Do this: Locate the word "Confined" in the entries below, then gather every line that holds it.

[Start of Available data]

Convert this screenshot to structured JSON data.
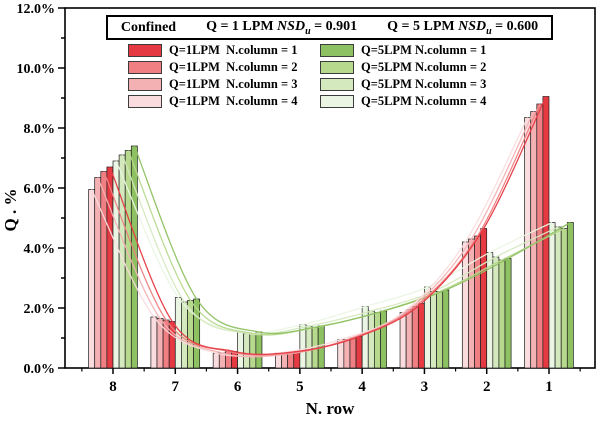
{
  "header": {
    "condition": "Confined",
    "series_stats": [
      {
        "flow": "Q = 1 LPM",
        "metric": "NSD",
        "metric_sub": "u",
        "value": "= 0.901"
      },
      {
        "flow": "Q = 5 LPM",
        "metric": "NSD",
        "metric_sub": "u",
        "value": "= 0.600"
      }
    ]
  },
  "chart_data": {
    "type": "bar",
    "title": "Confined: Q = 1 LPM NSDu = 0.901, Q = 5 LPM NSDu = 0.600",
    "xlabel": "N. row",
    "ylabel": "Q . %",
    "categories": [
      "8",
      "7",
      "6",
      "5",
      "4",
      "3",
      "2",
      "1"
    ],
    "ylim": [
      0,
      12
    ],
    "y_tick_step": 2,
    "y_minor_step": 1,
    "y_tick_suffix": "%",
    "grid": false,
    "legend_position": "top-left-inside",
    "bar_overlay": "smooth spline curve through bar tops for every series",
    "series": [
      {
        "name": "Q=1LPM  N.column = 1",
        "color": "#e63a43",
        "slot": 3,
        "values": [
          6.7,
          1.55,
          0.55,
          0.55,
          1.05,
          2.15,
          4.65,
          9.05
        ]
      },
      {
        "name": "Q=1LPM  N.column = 2",
        "color": "#ef7f82",
        "slot": 2,
        "values": [
          6.55,
          1.6,
          0.55,
          0.5,
          1.0,
          2.05,
          4.4,
          8.8
        ]
      },
      {
        "name": "Q=1LPM  N.column = 3",
        "color": "#f4b1b3",
        "slot": 1,
        "values": [
          6.35,
          1.65,
          0.5,
          0.45,
          0.95,
          1.95,
          4.3,
          8.55
        ]
      },
      {
        "name": "Q=1LPM  N.column = 4",
        "color": "#fbdcde",
        "slot": 0,
        "values": [
          5.95,
          1.7,
          0.5,
          0.5,
          0.95,
          1.85,
          4.2,
          8.35
        ]
      },
      {
        "name": "Q=5LPM N.column = 1",
        "color": "#8ec161",
        "slot": 7,
        "values": [
          7.4,
          2.3,
          1.2,
          1.4,
          1.9,
          2.6,
          3.65,
          4.85
        ]
      },
      {
        "name": "Q=5LPM N.column = 2",
        "color": "#b7d98e",
        "slot": 6,
        "values": [
          7.25,
          2.25,
          1.15,
          1.35,
          1.85,
          2.55,
          3.6,
          4.65
        ]
      },
      {
        "name": "Q=5LPM N.column = 3",
        "color": "#d5e9bf",
        "slot": 5,
        "values": [
          7.1,
          2.2,
          1.15,
          1.4,
          1.9,
          2.55,
          3.7,
          4.7
        ]
      },
      {
        "name": "Q=5LPM N.column = 4",
        "color": "#ebf5e3",
        "slot": 4,
        "values": [
          6.9,
          2.35,
          1.2,
          1.45,
          2.05,
          2.7,
          3.85,
          4.85
        ]
      }
    ]
  }
}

[End of Available data]

Exercise result:
    "condition": "Confined",
    "title": "Confined: Q = 1 LPM NSDu = 0.901, Q = 5 LPM NSDu = 0.600",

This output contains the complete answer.